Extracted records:
===============

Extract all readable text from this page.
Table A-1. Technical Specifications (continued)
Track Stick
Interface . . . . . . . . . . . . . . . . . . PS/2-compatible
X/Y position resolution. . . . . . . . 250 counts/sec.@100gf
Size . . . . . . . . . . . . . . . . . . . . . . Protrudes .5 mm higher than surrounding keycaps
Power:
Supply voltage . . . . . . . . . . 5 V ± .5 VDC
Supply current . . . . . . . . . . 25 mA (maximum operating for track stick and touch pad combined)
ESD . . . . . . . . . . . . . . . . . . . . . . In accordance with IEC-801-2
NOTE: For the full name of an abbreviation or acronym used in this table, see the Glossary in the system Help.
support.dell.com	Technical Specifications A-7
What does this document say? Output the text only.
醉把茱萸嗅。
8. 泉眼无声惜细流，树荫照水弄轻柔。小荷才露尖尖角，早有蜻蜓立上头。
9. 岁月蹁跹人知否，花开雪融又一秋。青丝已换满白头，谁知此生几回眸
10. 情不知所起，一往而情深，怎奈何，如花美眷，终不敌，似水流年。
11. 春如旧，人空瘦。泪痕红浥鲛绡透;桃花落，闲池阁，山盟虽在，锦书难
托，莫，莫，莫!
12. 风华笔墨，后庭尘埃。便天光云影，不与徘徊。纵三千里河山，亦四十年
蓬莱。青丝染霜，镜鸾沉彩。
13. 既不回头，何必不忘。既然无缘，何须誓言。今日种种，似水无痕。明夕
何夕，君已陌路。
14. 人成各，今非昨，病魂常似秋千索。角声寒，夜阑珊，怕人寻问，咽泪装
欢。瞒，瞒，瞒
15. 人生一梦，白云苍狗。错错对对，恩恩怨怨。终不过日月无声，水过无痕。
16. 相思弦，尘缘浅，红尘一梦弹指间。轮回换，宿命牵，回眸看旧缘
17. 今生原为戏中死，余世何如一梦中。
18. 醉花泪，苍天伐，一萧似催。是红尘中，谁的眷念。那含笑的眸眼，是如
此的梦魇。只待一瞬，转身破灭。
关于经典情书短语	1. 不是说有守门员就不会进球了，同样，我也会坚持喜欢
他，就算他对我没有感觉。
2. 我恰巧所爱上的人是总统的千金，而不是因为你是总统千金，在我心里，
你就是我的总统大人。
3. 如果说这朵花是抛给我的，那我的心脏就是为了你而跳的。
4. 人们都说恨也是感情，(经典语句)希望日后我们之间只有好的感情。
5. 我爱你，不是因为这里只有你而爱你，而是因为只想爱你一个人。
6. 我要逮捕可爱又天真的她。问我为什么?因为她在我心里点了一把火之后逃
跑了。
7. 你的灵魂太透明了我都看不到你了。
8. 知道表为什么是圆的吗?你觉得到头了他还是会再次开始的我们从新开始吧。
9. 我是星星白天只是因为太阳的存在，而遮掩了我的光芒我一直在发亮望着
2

===============

From the entries above, copy every line containing the word "Specifications".

Table A-1. Technical Specifications (continued)
support.dell.com	Technical Specifications A-7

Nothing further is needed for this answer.